- Aim:
Below are some records; return each one exactly.

- Extracted data:

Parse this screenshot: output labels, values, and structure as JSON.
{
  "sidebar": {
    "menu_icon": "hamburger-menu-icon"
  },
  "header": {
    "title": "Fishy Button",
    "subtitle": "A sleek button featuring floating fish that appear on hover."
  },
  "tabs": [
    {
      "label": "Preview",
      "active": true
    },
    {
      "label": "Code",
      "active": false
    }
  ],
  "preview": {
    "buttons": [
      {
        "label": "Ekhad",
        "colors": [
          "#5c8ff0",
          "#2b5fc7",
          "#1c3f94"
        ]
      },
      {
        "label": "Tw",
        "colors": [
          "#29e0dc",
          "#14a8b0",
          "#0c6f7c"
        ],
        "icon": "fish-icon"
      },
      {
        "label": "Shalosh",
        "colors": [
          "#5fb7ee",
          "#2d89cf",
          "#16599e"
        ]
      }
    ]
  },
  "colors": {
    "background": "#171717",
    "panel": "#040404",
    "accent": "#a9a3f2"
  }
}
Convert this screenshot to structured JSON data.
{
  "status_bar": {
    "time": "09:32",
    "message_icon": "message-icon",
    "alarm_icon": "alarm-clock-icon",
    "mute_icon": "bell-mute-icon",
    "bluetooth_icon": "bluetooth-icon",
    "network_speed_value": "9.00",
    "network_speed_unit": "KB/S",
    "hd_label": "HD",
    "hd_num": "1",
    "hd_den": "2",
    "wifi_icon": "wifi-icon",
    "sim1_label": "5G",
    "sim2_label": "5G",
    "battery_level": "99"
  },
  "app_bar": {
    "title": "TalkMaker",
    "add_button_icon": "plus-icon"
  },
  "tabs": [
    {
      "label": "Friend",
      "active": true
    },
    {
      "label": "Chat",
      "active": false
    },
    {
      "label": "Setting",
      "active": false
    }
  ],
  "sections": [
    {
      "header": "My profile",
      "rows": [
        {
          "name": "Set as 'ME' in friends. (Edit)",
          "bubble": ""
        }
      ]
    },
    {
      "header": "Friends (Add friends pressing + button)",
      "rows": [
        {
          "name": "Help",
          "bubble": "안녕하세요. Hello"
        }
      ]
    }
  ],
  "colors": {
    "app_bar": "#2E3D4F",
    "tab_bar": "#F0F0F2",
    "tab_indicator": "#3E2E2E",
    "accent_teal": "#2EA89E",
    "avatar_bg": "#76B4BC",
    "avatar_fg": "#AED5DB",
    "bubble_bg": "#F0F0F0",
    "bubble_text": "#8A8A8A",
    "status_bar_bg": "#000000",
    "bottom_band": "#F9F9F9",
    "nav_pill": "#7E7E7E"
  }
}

- Output of the task:
Parse this screenshot: output labels, values, and structure as JSON.
{
  "sidebar": {
    "menu_icon": "hamburger-menu-icon"
  },
  "header": {
    "title": "Fishy Button",
    "subtitle": "A sleek button featuring floating fish that appear on hover."
  },
  "tabs": [
    {
      "label": "Preview",
      "active": true
    },
    {
      "label": "Code",
      "active": false
    }
  ],
  "preview": {
    "buttons": [
      {
        "label": "Ekhad",
        "colors": [
          "#5c8ff0",
          "#2b5fc7",
          "#1c3f94"
        ]
      },
      {
        "label": "Tw",
        "colors": [
          "#29e0dc",
          "#14a8b0",
          "#0c6f7c"
        ],
        "icon": "fish-icon"
      },
      {
        "label": "Shalosh",
        "colors": [
          "#5fb7ee",
          "#2d89cf",
          "#16599e"
        ]
      }
    ]
  },
  "colors": {
    "background": "#171717",
    "panel": "#040404",
    "accent": "#a9a3f2"
  }
}
Convert this screenshot to structured JSON data.
{
  "status_bar": {
    "time": "09:32",
    "message_icon": "message-icon",
    "alarm_icon": "alarm-clock-icon",
    "mute_icon": "bell-mute-icon",
    "bluetooth_icon": "bluetooth-icon",
    "network_speed_value": "9.00",
    "network_speed_unit": "KB/S",
    "hd_label": "HD",
    "hd_num": "1",
    "hd_den": "2",
    "wifi_icon": "wifi-icon",
    "sim1_label": "5G",
    "sim2_label": "5G",
    "battery_level": "99"
  },
  "app_bar": {
    "title": "TalkMaker",
    "add_button_icon": "plus-icon"
  },
  "tabs": [
    {
      "label": "Friend",
      "active": true
    },
    {
      "label": "Chat",
      "active": false
    },
    {
      "label": "Setting",
      "active": false
    }
  ],
  "sections": [
    {
      "header": "My profile",
      "rows": [
        {
          "name": "Set as 'ME' in friends. (Edit)",
          "bubble": ""
        }
      ]
    },
    {
      "header": "Friends (Add friends pressing + button)",
      "rows": [
        {
          "name": "Help",
          "bubble": "안녕하세요. Hello"
        }
      ]
    }
  ],
  "colors": {
    "app_bar": "#2E3D4F",
    "tab_bar": "#F0F0F2",
    "tab_indicator": "#3E2E2E",
    "accent_teal": "#2EA89E",
    "avatar_bg": "#76B4BC",
    "avatar_fg": "#AED5DB",
    "bubble_bg": "#F0F0F0",
    "bubble_text": "#8A8A8A",
    "status_bar_bg": "#000000",
    "bottom_band": "#F9F9F9",
    "nav_pill": "#7E7E7E"
  }
}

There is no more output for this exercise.